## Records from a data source

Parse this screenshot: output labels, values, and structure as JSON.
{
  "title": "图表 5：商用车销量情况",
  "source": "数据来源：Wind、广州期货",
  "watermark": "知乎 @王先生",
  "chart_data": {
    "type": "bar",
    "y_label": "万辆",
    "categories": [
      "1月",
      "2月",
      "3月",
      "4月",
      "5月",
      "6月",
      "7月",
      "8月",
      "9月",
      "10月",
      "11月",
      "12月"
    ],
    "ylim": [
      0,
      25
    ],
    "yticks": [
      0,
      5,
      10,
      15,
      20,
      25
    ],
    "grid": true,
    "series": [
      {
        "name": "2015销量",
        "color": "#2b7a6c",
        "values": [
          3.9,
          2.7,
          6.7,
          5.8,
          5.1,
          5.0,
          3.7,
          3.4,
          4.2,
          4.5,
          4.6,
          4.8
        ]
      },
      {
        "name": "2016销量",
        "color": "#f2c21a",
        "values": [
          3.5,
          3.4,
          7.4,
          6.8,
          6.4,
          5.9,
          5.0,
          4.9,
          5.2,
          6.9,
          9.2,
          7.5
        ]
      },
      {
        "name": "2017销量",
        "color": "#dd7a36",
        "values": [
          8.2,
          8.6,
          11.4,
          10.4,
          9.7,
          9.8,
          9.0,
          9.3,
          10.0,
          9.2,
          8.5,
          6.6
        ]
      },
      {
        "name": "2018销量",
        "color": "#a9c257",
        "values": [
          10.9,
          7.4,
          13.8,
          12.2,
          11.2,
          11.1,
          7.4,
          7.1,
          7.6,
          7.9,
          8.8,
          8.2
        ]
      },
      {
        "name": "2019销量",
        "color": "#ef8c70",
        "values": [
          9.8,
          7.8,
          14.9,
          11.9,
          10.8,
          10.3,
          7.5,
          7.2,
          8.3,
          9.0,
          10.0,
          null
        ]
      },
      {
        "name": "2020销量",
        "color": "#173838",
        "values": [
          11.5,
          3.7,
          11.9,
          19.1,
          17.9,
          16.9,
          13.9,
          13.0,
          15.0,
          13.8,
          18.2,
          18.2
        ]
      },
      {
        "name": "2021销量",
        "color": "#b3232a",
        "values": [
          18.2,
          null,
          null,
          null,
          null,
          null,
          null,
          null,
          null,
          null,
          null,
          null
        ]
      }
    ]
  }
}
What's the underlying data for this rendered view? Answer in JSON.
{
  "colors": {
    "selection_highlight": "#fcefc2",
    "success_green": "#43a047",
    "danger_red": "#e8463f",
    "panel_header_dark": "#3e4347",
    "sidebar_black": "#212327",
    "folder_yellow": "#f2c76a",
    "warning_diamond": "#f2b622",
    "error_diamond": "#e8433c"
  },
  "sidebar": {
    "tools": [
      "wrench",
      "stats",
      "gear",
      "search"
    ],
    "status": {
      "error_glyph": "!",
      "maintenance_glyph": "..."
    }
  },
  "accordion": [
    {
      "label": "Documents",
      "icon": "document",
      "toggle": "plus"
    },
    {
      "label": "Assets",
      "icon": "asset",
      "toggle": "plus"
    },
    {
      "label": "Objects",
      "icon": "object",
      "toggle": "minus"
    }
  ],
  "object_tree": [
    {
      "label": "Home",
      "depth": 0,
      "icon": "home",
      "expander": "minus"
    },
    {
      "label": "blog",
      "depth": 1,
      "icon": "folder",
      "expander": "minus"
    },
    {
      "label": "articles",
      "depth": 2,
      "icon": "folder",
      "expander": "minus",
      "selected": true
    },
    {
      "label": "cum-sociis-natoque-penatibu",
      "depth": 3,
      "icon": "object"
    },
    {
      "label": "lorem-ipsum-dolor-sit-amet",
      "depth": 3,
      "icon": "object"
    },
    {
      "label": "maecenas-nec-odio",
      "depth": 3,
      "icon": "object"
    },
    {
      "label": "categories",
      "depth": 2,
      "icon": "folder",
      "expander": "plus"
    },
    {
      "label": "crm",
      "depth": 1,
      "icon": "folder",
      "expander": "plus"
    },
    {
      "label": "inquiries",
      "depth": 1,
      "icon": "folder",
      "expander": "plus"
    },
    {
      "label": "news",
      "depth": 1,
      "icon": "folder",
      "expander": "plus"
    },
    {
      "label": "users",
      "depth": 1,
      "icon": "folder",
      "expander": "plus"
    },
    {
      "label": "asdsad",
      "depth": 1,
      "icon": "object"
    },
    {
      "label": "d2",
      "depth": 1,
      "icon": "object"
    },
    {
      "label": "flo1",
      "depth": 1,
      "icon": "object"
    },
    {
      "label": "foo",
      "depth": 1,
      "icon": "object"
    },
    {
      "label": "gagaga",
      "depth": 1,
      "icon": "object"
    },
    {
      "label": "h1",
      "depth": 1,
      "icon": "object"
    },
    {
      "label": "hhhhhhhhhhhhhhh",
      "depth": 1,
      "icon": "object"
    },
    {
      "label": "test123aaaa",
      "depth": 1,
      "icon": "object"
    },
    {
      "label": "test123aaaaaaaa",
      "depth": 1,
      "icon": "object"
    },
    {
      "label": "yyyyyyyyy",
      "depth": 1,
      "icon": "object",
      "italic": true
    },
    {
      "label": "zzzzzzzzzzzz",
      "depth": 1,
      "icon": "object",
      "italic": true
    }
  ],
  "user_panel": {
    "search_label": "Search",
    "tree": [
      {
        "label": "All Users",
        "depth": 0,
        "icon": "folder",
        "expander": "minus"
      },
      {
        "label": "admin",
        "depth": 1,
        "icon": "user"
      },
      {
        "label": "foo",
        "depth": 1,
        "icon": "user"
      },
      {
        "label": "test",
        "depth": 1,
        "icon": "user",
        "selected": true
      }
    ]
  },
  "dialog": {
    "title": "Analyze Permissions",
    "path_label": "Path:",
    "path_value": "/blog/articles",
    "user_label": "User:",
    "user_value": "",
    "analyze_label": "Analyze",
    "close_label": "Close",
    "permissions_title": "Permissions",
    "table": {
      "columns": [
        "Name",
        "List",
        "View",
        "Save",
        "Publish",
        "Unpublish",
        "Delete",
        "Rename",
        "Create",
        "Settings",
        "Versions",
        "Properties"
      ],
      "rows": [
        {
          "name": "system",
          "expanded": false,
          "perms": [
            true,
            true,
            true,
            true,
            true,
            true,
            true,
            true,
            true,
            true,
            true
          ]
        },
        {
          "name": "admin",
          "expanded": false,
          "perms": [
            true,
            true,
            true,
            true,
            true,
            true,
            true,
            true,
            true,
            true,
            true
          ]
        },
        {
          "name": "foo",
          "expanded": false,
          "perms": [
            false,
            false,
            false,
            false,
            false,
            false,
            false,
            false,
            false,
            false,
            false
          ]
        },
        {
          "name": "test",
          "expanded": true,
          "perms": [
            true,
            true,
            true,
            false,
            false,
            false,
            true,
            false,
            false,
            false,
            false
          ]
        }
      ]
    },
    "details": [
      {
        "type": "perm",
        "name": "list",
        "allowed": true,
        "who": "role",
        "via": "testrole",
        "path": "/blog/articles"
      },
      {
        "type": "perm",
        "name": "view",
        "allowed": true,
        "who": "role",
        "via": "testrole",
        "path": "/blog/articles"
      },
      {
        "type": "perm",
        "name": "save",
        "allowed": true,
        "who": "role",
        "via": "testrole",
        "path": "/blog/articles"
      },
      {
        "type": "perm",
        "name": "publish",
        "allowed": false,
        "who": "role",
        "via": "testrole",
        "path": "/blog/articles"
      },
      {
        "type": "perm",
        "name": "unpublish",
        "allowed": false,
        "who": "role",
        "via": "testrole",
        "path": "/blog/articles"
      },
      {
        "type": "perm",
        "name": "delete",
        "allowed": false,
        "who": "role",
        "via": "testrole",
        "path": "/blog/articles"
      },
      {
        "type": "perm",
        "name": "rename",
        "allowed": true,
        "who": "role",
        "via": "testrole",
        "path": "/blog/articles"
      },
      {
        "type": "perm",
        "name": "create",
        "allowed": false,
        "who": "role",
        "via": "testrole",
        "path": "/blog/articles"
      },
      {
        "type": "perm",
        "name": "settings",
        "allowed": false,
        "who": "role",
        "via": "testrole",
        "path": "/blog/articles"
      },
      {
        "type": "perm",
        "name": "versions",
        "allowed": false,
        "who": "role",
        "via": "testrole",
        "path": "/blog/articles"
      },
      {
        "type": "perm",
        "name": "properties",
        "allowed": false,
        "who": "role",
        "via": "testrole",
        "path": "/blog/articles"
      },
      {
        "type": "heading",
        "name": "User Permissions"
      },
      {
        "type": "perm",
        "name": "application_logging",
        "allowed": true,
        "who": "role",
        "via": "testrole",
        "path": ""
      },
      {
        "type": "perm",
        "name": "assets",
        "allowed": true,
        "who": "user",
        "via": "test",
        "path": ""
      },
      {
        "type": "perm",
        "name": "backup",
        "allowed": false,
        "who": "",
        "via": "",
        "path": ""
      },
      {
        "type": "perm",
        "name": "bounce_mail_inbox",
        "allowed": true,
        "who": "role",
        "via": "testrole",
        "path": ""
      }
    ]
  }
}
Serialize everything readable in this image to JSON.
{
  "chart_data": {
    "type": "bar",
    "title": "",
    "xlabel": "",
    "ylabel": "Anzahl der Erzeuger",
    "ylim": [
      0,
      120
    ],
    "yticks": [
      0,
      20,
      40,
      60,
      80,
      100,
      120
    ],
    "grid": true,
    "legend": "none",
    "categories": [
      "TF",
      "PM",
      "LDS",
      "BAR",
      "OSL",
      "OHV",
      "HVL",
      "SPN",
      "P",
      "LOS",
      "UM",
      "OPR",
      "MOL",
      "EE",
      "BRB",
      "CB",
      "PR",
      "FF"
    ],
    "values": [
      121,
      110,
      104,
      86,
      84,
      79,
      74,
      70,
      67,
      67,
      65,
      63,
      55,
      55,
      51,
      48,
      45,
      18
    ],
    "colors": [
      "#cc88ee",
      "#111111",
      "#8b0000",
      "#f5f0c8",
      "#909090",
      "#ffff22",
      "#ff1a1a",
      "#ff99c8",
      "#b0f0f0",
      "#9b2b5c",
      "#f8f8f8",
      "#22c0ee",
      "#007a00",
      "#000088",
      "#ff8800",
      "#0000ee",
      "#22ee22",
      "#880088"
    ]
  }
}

## Task goal
Pull every line containing "Permissions" from the data.

## Exercise result
    "title": "Analyze Permissions",
    "permissions_title": "Permissions",
        "name": "User Permissions"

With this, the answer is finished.